(What to do):
Please say how many lines of the listing hold "Концепции", with no other words in the answer.

--- Start Task material ---

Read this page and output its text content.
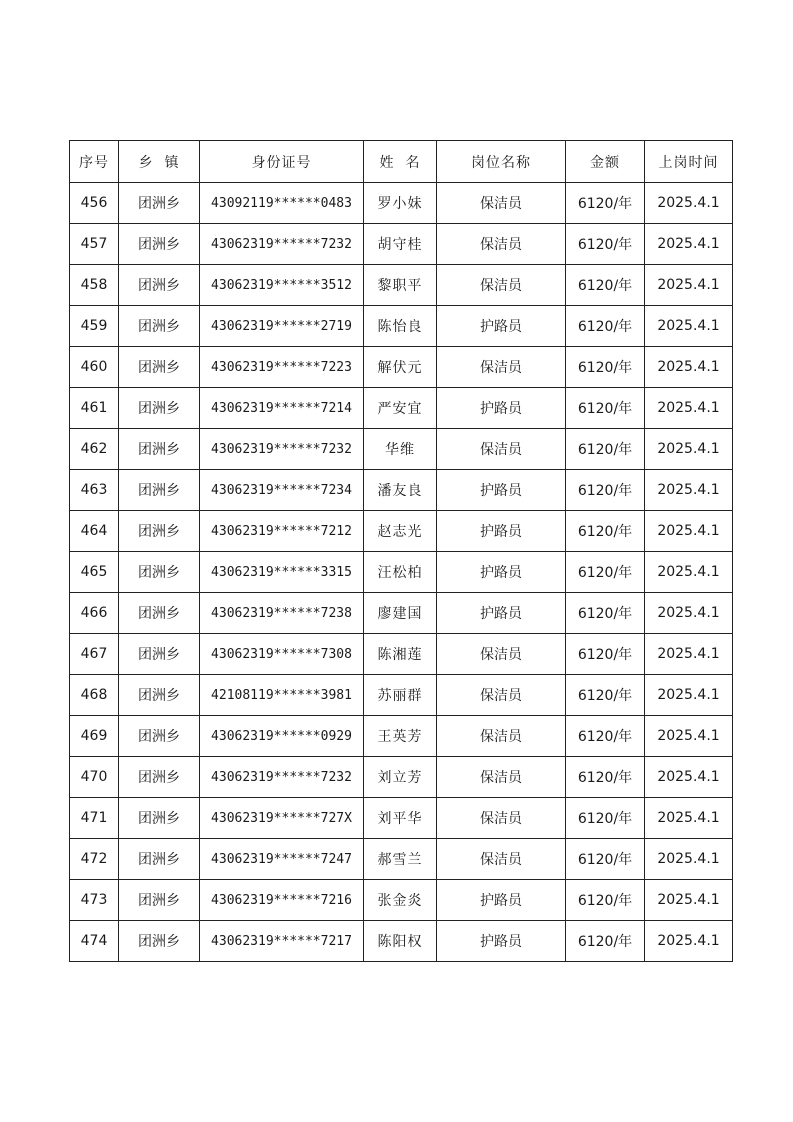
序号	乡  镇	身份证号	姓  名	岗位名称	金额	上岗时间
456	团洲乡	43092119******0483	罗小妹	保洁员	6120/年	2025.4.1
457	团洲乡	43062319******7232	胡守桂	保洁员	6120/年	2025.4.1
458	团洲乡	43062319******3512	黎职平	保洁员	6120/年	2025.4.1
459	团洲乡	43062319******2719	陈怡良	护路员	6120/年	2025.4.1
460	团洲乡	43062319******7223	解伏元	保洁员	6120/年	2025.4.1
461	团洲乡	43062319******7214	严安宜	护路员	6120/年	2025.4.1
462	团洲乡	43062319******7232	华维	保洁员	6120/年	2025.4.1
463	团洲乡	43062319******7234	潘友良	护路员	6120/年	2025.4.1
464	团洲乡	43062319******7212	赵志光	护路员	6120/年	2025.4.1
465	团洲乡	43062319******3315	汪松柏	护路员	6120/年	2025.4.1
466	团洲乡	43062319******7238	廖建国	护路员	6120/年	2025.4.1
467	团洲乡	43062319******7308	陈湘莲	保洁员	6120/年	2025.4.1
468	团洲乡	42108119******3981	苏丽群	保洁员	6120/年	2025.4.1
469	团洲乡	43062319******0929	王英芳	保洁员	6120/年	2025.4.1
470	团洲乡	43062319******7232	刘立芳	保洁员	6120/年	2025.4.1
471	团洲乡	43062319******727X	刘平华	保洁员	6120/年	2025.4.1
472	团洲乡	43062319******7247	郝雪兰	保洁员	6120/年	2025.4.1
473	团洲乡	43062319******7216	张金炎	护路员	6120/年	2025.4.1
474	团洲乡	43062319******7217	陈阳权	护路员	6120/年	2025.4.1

--- End Task material ---
--- Start Task material ---

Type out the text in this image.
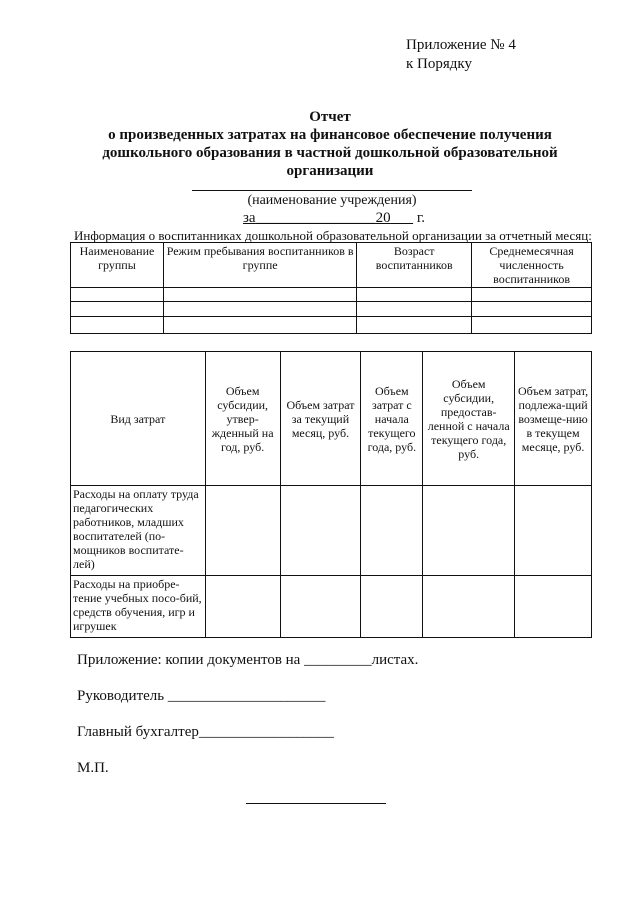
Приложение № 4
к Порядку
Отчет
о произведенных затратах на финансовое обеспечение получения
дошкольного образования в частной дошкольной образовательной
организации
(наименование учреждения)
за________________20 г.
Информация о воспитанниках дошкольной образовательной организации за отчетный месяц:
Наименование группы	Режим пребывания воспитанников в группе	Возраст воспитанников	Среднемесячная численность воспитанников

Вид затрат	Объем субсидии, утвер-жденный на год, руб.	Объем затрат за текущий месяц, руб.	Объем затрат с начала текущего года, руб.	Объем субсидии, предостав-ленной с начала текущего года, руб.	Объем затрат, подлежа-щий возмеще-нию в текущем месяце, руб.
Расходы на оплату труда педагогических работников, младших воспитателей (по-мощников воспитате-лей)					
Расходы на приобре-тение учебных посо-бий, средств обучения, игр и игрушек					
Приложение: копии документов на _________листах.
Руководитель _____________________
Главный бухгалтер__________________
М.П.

--- End Task material ---
--- Start Task material ---

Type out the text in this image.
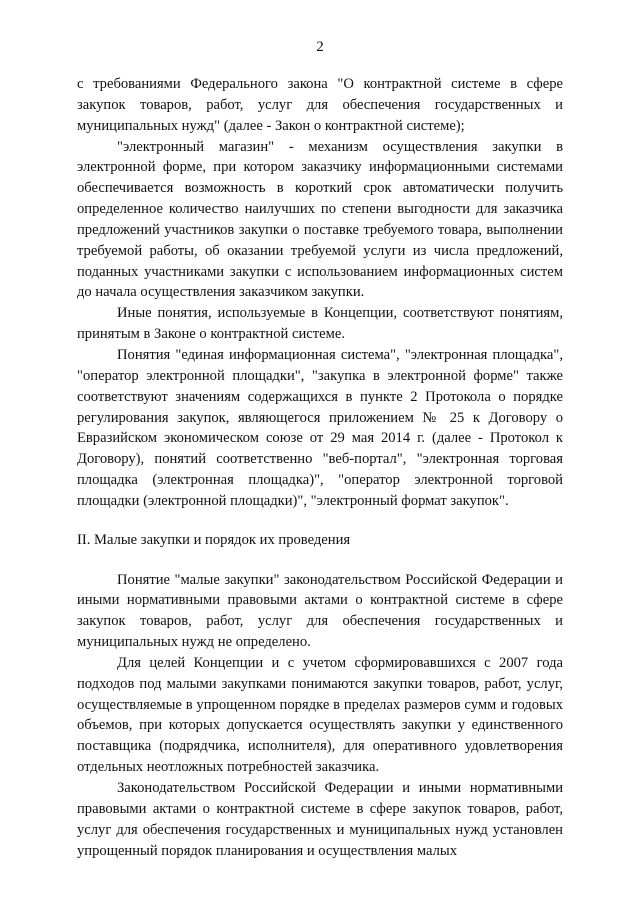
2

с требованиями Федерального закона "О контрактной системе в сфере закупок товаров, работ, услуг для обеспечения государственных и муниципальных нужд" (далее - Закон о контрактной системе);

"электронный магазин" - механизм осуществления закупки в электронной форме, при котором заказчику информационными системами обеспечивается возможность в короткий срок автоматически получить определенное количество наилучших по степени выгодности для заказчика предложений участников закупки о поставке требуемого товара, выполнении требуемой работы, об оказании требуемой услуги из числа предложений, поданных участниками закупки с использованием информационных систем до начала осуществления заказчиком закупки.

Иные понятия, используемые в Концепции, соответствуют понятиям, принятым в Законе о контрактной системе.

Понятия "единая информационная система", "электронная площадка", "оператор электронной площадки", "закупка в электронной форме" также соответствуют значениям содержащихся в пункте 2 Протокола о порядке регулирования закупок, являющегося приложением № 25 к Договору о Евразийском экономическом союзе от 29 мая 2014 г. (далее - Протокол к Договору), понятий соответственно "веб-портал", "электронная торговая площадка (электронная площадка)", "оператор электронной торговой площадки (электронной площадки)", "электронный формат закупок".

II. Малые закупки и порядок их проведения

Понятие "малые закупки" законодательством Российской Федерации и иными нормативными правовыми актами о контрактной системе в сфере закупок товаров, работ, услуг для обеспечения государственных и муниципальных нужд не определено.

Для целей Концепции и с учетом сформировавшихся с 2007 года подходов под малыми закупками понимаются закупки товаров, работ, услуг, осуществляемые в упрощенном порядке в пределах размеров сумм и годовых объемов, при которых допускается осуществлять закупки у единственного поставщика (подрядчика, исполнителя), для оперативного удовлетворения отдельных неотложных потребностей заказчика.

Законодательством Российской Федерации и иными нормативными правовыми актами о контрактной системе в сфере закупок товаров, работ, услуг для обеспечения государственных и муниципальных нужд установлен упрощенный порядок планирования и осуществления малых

--- End Task material ---

(Response):
2